[Start of Task data]

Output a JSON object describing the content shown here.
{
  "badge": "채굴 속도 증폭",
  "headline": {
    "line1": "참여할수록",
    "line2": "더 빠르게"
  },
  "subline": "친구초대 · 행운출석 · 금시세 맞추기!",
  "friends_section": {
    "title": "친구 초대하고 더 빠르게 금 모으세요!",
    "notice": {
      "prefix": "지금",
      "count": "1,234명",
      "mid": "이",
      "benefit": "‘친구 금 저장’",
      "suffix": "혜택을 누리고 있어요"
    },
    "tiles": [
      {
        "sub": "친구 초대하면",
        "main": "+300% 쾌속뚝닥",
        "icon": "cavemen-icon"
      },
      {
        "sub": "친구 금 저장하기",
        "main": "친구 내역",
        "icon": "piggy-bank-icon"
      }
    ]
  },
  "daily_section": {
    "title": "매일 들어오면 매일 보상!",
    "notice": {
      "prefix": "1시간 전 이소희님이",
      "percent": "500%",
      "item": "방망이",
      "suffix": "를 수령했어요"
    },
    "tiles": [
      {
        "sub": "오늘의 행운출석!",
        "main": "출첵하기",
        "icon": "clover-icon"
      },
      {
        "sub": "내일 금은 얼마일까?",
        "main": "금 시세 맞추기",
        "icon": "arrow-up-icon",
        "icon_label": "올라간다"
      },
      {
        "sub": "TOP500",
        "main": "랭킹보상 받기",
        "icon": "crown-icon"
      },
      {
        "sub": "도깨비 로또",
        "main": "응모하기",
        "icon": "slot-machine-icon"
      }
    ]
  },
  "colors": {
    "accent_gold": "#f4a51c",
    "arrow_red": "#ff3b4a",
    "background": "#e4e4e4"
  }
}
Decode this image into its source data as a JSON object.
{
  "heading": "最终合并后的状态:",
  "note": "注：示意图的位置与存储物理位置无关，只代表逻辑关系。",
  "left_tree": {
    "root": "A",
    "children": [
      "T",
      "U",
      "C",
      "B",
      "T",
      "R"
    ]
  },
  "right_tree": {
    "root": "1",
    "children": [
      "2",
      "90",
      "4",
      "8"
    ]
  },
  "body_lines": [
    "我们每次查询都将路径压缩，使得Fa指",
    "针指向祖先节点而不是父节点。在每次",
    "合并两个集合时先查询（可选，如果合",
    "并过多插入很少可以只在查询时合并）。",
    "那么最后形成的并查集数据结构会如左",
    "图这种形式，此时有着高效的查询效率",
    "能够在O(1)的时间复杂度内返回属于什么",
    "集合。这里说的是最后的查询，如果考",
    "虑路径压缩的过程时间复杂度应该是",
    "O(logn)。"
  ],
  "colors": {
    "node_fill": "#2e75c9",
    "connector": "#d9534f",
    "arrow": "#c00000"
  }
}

[End of Task data]

Given exercise -
Write out every line of the data that holds the word "object".

Worked answer -
Output a JSON object describing the content shown here.
Decode this image into its source data as a JSON object.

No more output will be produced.